§ Request:
Return each line holding the string "reste".

───── Input rows ─────

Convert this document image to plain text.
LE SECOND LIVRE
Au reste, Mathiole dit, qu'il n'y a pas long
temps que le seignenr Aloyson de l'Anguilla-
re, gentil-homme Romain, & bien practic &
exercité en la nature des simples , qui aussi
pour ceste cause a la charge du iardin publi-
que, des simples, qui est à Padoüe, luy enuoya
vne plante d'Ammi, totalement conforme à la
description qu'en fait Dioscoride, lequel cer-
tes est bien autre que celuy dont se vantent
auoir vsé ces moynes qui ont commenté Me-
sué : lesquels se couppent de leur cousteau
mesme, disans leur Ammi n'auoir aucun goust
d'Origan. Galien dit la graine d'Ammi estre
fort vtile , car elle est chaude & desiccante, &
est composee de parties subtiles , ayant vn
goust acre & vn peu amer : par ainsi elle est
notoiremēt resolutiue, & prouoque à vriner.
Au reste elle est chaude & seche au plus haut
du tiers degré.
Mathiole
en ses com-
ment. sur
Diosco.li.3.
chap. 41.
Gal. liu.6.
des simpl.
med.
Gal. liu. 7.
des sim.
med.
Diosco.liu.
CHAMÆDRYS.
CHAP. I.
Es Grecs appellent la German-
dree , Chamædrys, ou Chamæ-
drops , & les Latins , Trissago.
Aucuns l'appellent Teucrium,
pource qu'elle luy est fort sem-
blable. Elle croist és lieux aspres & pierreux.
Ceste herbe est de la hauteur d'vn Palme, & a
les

─────

§ Response below:
Au reste, Mathiole dit, qu'il n'y a pas long
Au reste elle est chaude & seche au plus haut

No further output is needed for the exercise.